-- start of SOURCE MATERIAL --

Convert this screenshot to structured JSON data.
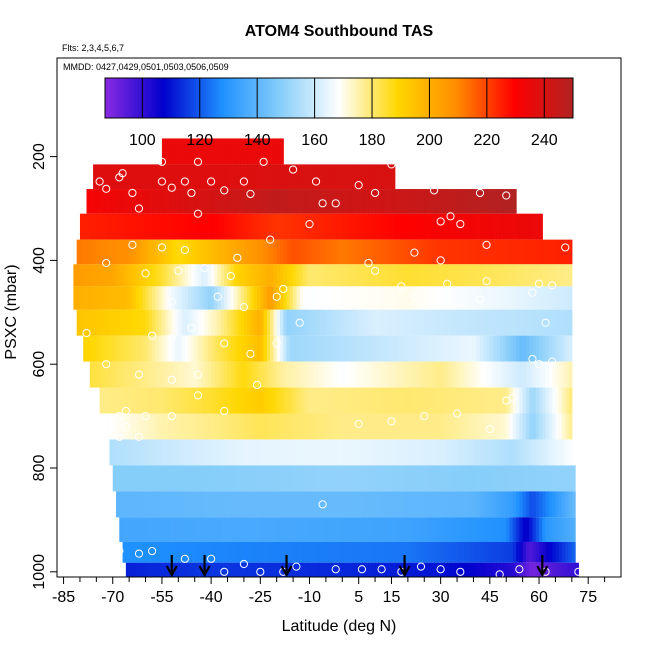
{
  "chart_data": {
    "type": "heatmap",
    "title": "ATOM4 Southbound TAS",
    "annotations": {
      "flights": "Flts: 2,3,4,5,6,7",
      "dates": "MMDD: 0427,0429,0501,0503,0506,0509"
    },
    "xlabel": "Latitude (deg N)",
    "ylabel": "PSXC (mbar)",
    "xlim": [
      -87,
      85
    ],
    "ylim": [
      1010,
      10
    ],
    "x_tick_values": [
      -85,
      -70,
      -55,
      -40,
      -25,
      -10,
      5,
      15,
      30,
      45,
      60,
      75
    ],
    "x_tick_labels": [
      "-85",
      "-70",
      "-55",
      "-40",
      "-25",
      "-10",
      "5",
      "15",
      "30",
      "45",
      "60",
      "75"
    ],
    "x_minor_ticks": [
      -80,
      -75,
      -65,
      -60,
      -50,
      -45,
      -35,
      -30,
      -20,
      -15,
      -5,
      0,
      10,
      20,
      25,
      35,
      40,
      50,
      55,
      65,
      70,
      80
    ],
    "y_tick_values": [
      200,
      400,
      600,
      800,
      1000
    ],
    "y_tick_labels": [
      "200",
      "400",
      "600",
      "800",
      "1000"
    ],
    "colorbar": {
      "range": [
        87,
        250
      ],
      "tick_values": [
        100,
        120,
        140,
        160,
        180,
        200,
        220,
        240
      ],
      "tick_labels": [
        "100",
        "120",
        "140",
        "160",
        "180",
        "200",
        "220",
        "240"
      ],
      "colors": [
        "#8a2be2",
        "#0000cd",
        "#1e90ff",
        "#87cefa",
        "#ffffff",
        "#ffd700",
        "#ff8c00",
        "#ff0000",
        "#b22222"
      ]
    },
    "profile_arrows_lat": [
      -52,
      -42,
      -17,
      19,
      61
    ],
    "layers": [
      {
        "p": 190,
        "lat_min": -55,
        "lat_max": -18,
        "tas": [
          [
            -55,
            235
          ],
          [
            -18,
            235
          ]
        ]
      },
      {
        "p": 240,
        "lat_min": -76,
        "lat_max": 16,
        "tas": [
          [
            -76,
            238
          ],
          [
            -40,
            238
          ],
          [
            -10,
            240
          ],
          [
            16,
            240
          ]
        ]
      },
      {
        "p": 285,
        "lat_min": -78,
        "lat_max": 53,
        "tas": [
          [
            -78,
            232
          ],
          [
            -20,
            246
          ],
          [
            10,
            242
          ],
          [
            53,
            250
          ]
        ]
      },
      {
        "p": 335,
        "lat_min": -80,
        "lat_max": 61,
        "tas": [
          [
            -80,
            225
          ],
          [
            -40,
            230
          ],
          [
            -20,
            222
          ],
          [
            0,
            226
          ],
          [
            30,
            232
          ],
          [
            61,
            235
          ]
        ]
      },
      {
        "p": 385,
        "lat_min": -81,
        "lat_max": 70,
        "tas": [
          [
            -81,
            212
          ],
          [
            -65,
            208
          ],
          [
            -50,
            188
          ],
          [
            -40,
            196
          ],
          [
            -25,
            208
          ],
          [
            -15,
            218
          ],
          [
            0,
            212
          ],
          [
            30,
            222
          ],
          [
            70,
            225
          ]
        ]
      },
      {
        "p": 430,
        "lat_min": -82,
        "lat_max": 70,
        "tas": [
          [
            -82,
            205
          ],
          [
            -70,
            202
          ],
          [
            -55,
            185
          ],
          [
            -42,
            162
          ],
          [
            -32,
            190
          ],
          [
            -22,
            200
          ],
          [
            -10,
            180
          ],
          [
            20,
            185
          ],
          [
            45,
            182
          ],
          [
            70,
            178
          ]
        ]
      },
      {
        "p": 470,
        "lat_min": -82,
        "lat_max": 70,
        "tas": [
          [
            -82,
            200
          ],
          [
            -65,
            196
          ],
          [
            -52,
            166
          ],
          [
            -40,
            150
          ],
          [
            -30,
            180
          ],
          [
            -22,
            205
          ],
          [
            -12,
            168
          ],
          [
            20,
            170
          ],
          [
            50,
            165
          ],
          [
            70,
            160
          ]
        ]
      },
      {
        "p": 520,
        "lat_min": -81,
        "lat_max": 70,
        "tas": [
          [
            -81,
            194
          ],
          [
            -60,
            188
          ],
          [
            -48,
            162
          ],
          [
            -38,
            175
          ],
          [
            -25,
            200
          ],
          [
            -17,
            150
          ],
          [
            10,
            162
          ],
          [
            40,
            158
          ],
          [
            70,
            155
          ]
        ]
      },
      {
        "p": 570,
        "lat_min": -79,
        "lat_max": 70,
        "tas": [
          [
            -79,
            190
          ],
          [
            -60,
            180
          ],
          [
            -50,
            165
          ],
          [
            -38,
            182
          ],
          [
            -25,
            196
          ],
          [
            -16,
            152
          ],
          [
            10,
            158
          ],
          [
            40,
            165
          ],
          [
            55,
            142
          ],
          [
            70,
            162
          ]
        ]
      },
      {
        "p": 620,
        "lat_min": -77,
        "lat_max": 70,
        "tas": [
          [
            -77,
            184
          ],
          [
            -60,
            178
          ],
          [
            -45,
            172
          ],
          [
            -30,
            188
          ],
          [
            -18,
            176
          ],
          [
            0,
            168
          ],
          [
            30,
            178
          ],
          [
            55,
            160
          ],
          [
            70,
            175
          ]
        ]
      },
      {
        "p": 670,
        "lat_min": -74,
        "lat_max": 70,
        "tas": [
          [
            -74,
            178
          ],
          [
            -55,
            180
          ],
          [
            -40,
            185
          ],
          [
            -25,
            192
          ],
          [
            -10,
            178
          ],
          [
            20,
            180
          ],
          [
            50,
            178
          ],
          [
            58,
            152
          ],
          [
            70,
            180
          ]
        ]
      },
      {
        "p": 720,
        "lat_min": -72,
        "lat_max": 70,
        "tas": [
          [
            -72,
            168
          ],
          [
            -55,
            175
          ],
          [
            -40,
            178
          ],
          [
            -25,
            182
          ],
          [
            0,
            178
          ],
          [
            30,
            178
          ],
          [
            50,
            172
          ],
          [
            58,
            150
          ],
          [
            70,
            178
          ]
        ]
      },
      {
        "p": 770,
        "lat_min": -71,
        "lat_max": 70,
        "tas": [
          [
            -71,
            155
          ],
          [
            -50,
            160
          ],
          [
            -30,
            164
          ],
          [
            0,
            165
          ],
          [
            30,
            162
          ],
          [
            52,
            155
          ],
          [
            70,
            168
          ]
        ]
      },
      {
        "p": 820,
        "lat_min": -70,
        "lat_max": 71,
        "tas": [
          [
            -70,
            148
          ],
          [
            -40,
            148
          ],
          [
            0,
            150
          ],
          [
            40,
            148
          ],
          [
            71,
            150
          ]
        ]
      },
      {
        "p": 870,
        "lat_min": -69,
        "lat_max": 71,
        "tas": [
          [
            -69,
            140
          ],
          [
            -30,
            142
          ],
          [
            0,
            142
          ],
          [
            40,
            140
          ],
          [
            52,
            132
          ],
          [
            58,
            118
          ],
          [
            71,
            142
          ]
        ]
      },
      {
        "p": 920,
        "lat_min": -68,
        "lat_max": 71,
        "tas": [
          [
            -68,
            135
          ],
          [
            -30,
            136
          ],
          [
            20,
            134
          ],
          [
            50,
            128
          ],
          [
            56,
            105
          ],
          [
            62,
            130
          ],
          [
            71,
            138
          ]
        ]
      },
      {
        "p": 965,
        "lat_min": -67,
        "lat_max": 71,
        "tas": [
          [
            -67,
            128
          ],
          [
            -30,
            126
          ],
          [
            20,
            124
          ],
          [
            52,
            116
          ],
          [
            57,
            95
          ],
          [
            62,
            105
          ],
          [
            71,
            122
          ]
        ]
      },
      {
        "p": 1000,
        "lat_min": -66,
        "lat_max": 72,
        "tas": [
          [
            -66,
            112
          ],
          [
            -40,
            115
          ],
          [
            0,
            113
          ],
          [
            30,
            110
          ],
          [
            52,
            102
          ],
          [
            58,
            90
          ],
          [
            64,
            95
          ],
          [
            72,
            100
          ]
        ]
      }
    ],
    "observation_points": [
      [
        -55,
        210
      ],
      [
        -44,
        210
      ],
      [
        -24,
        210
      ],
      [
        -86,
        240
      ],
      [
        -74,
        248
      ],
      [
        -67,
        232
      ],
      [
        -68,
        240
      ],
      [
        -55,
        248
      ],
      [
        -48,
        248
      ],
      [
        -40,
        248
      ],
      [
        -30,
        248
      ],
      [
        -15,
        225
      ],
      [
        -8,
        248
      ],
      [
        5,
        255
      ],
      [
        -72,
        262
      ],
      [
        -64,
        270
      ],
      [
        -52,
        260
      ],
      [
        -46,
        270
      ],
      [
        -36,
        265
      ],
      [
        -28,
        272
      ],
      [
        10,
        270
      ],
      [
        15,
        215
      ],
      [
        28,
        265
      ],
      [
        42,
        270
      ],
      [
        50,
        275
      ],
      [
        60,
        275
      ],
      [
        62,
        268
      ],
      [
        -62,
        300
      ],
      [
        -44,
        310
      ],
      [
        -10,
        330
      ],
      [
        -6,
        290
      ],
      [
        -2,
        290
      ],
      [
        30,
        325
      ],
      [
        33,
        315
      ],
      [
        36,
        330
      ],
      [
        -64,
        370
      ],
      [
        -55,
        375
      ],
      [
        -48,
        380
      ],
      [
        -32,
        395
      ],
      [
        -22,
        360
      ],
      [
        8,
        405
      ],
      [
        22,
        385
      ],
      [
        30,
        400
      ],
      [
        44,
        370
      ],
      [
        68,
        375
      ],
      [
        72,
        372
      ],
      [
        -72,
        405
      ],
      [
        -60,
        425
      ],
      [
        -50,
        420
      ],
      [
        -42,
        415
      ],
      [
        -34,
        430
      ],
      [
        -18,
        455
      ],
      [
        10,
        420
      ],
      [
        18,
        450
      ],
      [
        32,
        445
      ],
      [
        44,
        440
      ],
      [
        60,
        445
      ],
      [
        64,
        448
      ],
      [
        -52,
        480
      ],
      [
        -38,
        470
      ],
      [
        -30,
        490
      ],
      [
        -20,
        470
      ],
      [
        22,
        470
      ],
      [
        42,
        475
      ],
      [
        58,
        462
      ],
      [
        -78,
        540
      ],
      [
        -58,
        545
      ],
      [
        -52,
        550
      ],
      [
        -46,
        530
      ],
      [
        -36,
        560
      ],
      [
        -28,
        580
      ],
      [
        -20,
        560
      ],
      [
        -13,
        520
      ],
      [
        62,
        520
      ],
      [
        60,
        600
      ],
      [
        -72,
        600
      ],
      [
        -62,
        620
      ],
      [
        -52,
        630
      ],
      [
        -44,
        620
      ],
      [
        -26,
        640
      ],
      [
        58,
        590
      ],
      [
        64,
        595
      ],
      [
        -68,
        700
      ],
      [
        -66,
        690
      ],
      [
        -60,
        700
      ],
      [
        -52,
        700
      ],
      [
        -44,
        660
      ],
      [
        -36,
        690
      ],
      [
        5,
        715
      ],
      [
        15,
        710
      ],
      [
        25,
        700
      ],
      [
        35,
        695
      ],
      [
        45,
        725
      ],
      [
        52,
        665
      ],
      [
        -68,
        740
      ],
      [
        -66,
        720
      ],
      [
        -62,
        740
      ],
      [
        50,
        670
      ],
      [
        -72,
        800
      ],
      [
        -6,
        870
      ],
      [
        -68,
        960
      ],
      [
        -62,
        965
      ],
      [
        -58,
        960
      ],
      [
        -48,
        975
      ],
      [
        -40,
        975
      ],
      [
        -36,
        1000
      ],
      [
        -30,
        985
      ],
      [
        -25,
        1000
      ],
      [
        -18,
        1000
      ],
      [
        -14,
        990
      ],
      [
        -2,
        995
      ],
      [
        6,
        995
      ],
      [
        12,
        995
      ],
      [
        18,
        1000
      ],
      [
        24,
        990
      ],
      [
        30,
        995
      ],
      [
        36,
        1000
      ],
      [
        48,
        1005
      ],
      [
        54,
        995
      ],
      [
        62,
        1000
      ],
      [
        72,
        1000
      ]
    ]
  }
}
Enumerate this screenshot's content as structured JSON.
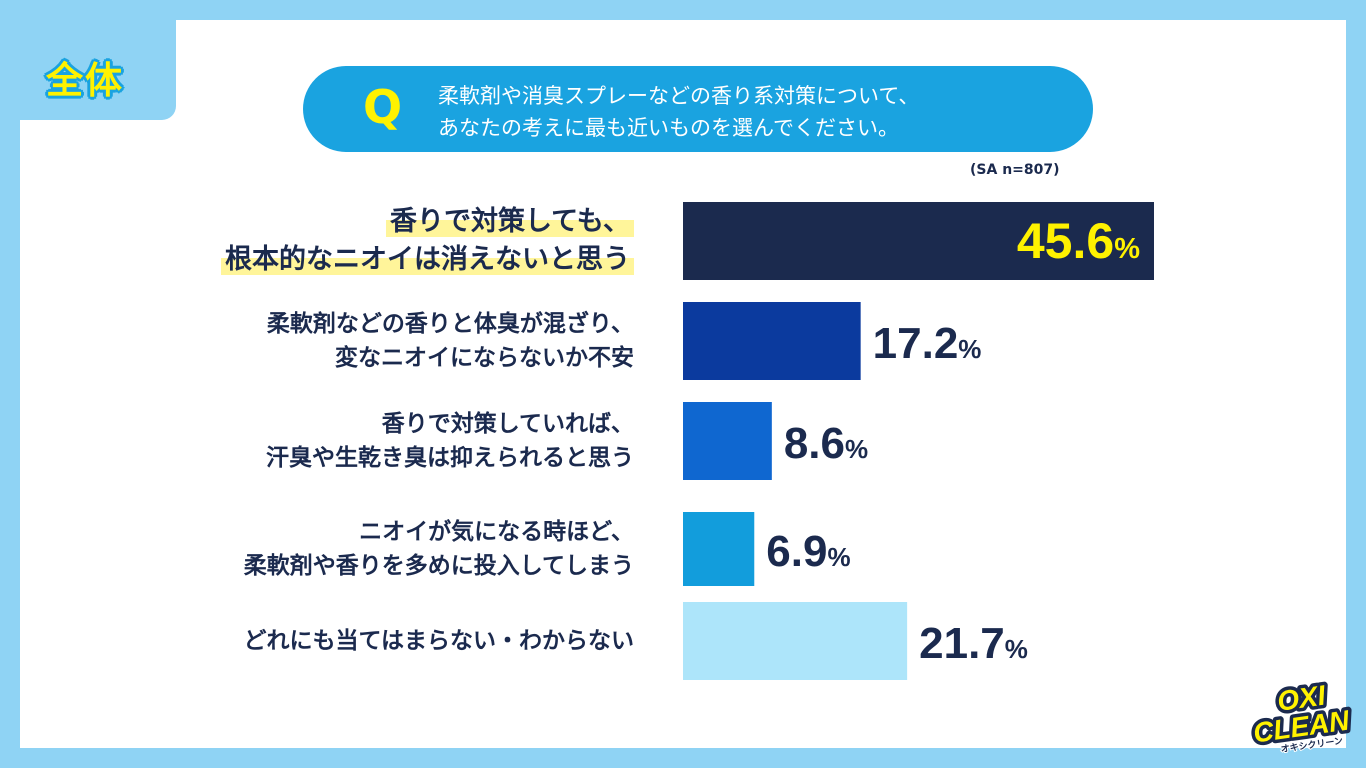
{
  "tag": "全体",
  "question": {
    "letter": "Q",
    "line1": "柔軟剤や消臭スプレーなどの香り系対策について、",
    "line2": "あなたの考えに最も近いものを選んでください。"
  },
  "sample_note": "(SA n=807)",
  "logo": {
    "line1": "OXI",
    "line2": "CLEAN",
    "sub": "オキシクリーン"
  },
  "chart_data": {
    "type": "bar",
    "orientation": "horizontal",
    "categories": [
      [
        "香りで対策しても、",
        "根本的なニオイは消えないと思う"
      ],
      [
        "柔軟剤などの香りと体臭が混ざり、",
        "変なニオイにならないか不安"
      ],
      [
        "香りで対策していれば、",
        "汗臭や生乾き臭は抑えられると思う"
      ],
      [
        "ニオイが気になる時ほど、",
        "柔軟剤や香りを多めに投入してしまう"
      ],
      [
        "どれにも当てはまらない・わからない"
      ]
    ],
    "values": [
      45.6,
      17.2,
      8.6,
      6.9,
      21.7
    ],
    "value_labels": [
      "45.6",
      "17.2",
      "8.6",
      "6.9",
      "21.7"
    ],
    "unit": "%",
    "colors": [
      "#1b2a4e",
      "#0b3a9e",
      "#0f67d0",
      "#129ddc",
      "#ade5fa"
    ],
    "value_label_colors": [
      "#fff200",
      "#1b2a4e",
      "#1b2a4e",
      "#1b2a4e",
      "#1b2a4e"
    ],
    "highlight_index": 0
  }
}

-- end of SOURCE MATERIAL --

Pull out every line in the material above where "screenshot" occurs.

Convert this screenshot to structured JSON data.
Enumerate this screenshot's content as structured JSON.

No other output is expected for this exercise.